Recorded data
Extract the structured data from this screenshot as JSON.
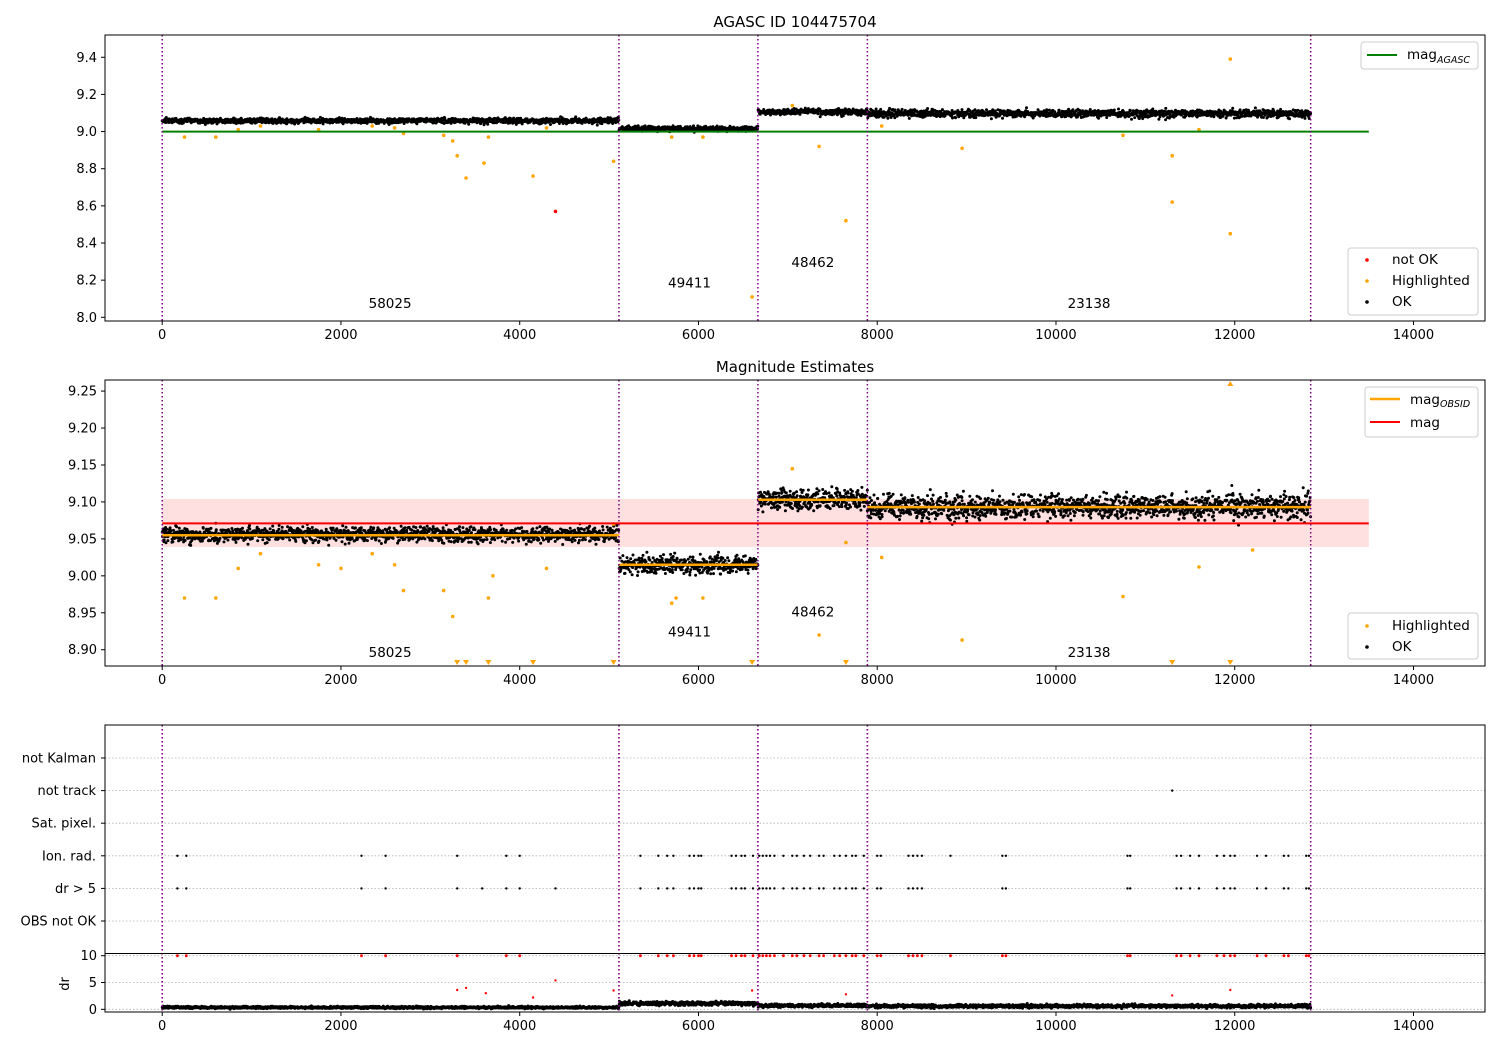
{
  "chart_data": [
    {
      "type": "scatter",
      "title": "AGASC ID 104475704",
      "xlim": [
        -640,
        14800
      ],
      "ylim": [
        7.98,
        9.52
      ],
      "xticks": [
        0,
        2000,
        4000,
        6000,
        8000,
        10000,
        12000,
        14000
      ],
      "yticks": [
        "8.0",
        "8.2",
        "8.4",
        "8.6",
        "8.8",
        "9.0",
        "9.2",
        "9.4"
      ],
      "grid": false,
      "vlines": [
        0,
        5110,
        6665,
        7890,
        12850
      ],
      "hline": {
        "y": 9.0,
        "x0": 0,
        "x1": 13500,
        "color": "#008000"
      },
      "obsid_labels": [
        {
          "text": "58025",
          "x": 2550,
          "y": 8.05
        },
        {
          "text": "49411",
          "x": 5900,
          "y": 8.16
        },
        {
          "text": "48462",
          "x": 7280,
          "y": 8.27
        },
        {
          "text": "23138",
          "x": 10370,
          "y": 8.05
        }
      ],
      "segments": [
        {
          "x0": 0,
          "x1": 5110,
          "mean": 9.058,
          "spread": 0.014
        },
        {
          "x0": 5110,
          "x1": 6665,
          "mean": 9.015,
          "spread": 0.014
        },
        {
          "x0": 6665,
          "x1": 7890,
          "mean": 9.105,
          "spread": 0.016
        },
        {
          "x0": 7890,
          "x1": 12850,
          "mean": 9.097,
          "spread": 0.02
        }
      ],
      "highlighted_points": [
        [
          250,
          8.97
        ],
        [
          600,
          8.97
        ],
        [
          850,
          9.01
        ],
        [
          1100,
          9.03
        ],
        [
          1750,
          9.01
        ],
        [
          2350,
          9.03
        ],
        [
          2600,
          9.02
        ],
        [
          2700,
          8.99
        ],
        [
          3150,
          8.98
        ],
        [
          3250,
          8.95
        ],
        [
          3300,
          8.87
        ],
        [
          3400,
          8.75
        ],
        [
          3600,
          8.83
        ],
        [
          3650,
          8.97
        ],
        [
          4150,
          8.76
        ],
        [
          4300,
          9.02
        ],
        [
          5050,
          8.84
        ],
        [
          5700,
          8.97
        ],
        [
          6050,
          8.97
        ],
        [
          6600,
          8.11
        ],
        [
          7050,
          9.14
        ],
        [
          7350,
          8.92
        ],
        [
          7650,
          8.52
        ],
        [
          8050,
          9.03
        ],
        [
          8950,
          8.91
        ],
        [
          10750,
          8.98
        ],
        [
          11300,
          8.62
        ],
        [
          11300,
          8.87
        ],
        [
          11600,
          9.01
        ],
        [
          11950,
          9.39
        ],
        [
          11950,
          8.45
        ]
      ],
      "not_ok_points": [
        [
          4400,
          8.57
        ]
      ],
      "legend": {
        "upper_right": [
          "mag_AGASC"
        ],
        "lower_right": [
          "not OK",
          "Highlighted",
          "OK"
        ]
      },
      "legend_labels": {
        "mag_main": "mag",
        "mag_sub": "AGASC",
        "not_ok": "not OK",
        "highlighted": "Highlighted",
        "ok": "OK"
      }
    },
    {
      "type": "scatter",
      "title": "Magnitude Estimates",
      "xlim": [
        -640,
        14800
      ],
      "ylim": [
        8.878,
        9.265
      ],
      "xticks": [
        0,
        2000,
        4000,
        6000,
        8000,
        10000,
        12000,
        14000
      ],
      "yticks": [
        "8.90",
        "8.95",
        "9.00",
        "9.05",
        "9.10",
        "9.15",
        "9.20",
        "9.25"
      ],
      "grid": false,
      "vlines": [
        0,
        5110,
        6665,
        7890,
        12850
      ],
      "mag": {
        "value": 9.071,
        "band": [
          9.039,
          9.104
        ],
        "x0": 0,
        "x1": 13500
      },
      "mag_obsid": [
        {
          "x0": 0,
          "x1": 5110,
          "value": 9.055
        },
        {
          "x0": 5110,
          "x1": 6665,
          "value": 9.015
        },
        {
          "x0": 6665,
          "x1": 7890,
          "value": 9.103
        },
        {
          "x0": 7890,
          "x1": 12850,
          "value": 9.093
        }
      ],
      "segments": [
        {
          "x0": 0,
          "x1": 5110,
          "mean": 9.056,
          "spread": 0.01
        },
        {
          "x0": 5110,
          "x1": 6665,
          "mean": 9.015,
          "spread": 0.012
        },
        {
          "x0": 6665,
          "x1": 7890,
          "mean": 9.103,
          "spread": 0.014
        },
        {
          "x0": 7890,
          "x1": 12850,
          "mean": 9.093,
          "spread": 0.016
        }
      ],
      "obsid_labels": [
        {
          "text": "58025",
          "x": 2550,
          "y": 8.89
        },
        {
          "text": "49411",
          "x": 5900,
          "y": 8.918
        },
        {
          "text": "48462",
          "x": 7280,
          "y": 8.945
        },
        {
          "text": "23138",
          "x": 10370,
          "y": 8.89
        }
      ],
      "highlighted_points": [
        [
          250,
          8.97
        ],
        [
          600,
          8.97
        ],
        [
          850,
          9.01
        ],
        [
          1100,
          9.03
        ],
        [
          1750,
          9.015
        ],
        [
          2000,
          9.01
        ],
        [
          2350,
          9.03
        ],
        [
          2600,
          9.015
        ],
        [
          2700,
          8.98
        ],
        [
          3150,
          8.98
        ],
        [
          3250,
          8.945
        ],
        [
          3650,
          8.97
        ],
        [
          3700,
          9.0
        ],
        [
          4300,
          9.01
        ],
        [
          5050,
          9.07
        ],
        [
          5700,
          8.963
        ],
        [
          5750,
          8.97
        ],
        [
          6050,
          8.97
        ],
        [
          7050,
          9.145
        ],
        [
          7350,
          8.92
        ],
        [
          7650,
          9.045
        ],
        [
          8050,
          9.025
        ],
        [
          8950,
          8.913
        ],
        [
          10750,
          8.972
        ],
        [
          11600,
          9.012
        ],
        [
          12200,
          9.035
        ]
      ],
      "offscale_low": [
        3300,
        3400,
        3650,
        4150,
        5050,
        6600,
        7650,
        11300,
        11950
      ],
      "offscale_high": [
        11950
      ],
      "legend": {
        "upper_right": [
          "mag_OBSID",
          "mag"
        ],
        "lower_right": [
          "Highlighted",
          "OK"
        ]
      },
      "legend_labels": {
        "mag_obsid_main": "mag",
        "mag_obsid_sub": "OBSID",
        "mag": "mag",
        "highlighted": "Highlighted",
        "ok": "OK"
      }
    },
    {
      "type": "scatter",
      "title": "",
      "xlim": [
        -640,
        14800
      ],
      "xticks": [
        0,
        2000,
        4000,
        6000,
        8000,
        10000,
        12000,
        14000
      ],
      "categories": [
        "not Kalman",
        "not track",
        "Sat. pixel.",
        "Ion. rad.",
        "dr > 5",
        "OBS not OK"
      ],
      "grid": true,
      "vlines": [
        0,
        5110,
        6665,
        7890,
        12850
      ],
      "flag_points": {
        "not track": [
          11300
        ],
        "Ion. rad.": [
          170,
          270,
          2230,
          2500,
          3300,
          3850,
          4000,
          5350,
          5550,
          5650,
          5720,
          5900,
          5950,
          6000,
          6030,
          6370,
          6420,
          6480,
          6520,
          6610,
          6680,
          6720,
          6760,
          6800,
          6850,
          6950,
          7050,
          7100,
          7180,
          7250,
          7350,
          7400,
          7520,
          7580,
          7650,
          7720,
          7760,
          7850,
          8000,
          8040,
          8350,
          8400,
          8450,
          8500,
          8820,
          9400,
          9440,
          10800,
          10830,
          11350,
          11400,
          11500,
          11600,
          11800,
          11880,
          11950,
          12000,
          12250,
          12350,
          12550,
          12600,
          12800,
          12830
        ],
        "dr > 5": [
          170,
          270,
          2230,
          2500,
          3300,
          3580,
          3850,
          4000,
          4400,
          5350,
          5550,
          5650,
          5720,
          5900,
          5950,
          6000,
          6030,
          6370,
          6420,
          6480,
          6520,
          6610,
          6680,
          6720,
          6760,
          6800,
          6850,
          6950,
          7050,
          7100,
          7180,
          7250,
          7350,
          7400,
          7520,
          7580,
          7650,
          7720,
          7760,
          7850,
          8000,
          8040,
          8350,
          8400,
          8450,
          8500,
          9400,
          9440,
          10800,
          10830,
          11350,
          11400,
          11500,
          11600,
          11800,
          11880,
          11950,
          12000,
          12250,
          12350,
          12550,
          12600,
          12800,
          12830
        ]
      }
    },
    {
      "type": "scatter",
      "title": "",
      "ylabel": "dr",
      "xlim": [
        -640,
        14800
      ],
      "ylim": [
        -0.5,
        10.5
      ],
      "xticks": [
        0,
        2000,
        4000,
        6000,
        8000,
        10000,
        12000,
        14000
      ],
      "yticks": [
        "0",
        "5",
        "10"
      ],
      "grid": true,
      "vlines": [
        0,
        5110,
        6665,
        7890,
        12850
      ],
      "segments": [
        {
          "x0": 0,
          "x1": 5110,
          "mean": 0.35,
          "spread": 0.2
        },
        {
          "x0": 5110,
          "x1": 6665,
          "mean": 1.1,
          "spread": 0.35
        },
        {
          "x0": 6665,
          "x1": 7890,
          "mean": 0.7,
          "spread": 0.3
        },
        {
          "x0": 7890,
          "x1": 12850,
          "mean": 0.6,
          "spread": 0.3
        }
      ],
      "red_points": [
        [
          3300,
          3.6
        ],
        [
          3400,
          4.0
        ],
        [
          3620,
          3.0
        ],
        [
          4150,
          2.2
        ],
        [
          4400,
          5.4
        ],
        [
          5050,
          3.5
        ],
        [
          6600,
          3.5
        ],
        [
          7650,
          2.8
        ],
        [
          11300,
          2.6
        ],
        [
          11950,
          3.6
        ]
      ],
      "clipped_at_10": [
        170,
        270,
        2230,
        2500,
        3300,
        3850,
        4000,
        5350,
        5550,
        5650,
        5720,
        5900,
        5950,
        6000,
        6030,
        6370,
        6420,
        6480,
        6520,
        6610,
        6680,
        6720,
        6760,
        6800,
        6850,
        6950,
        7050,
        7100,
        7180,
        7250,
        7350,
        7400,
        7520,
        7580,
        7650,
        7720,
        7760,
        7850,
        8000,
        8040,
        8350,
        8400,
        8450,
        8500,
        8820,
        9400,
        9440,
        10800,
        10830,
        11350,
        11400,
        11500,
        11600,
        11800,
        11880,
        11950,
        12000,
        12250,
        12350,
        12550,
        12600,
        12800,
        12830
      ]
    }
  ],
  "colors": {
    "ok": "#000000",
    "highlighted": "#ffa500",
    "not_ok": "#ff0000",
    "mag_agasc": "#008000",
    "mag": "#ff0000",
    "mag_band": "#ffcccc",
    "mag_obsid": "#ffa500",
    "vline": "#800080",
    "grid": "#b0b0b0"
  }
}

#### [The exercise]
Where a line contains the string "value", extract that line.

#### [In response]
        "value": 9.071,
          "value": 9.055
          "value": 9.015
          "value": 9.103
          "value": 9.093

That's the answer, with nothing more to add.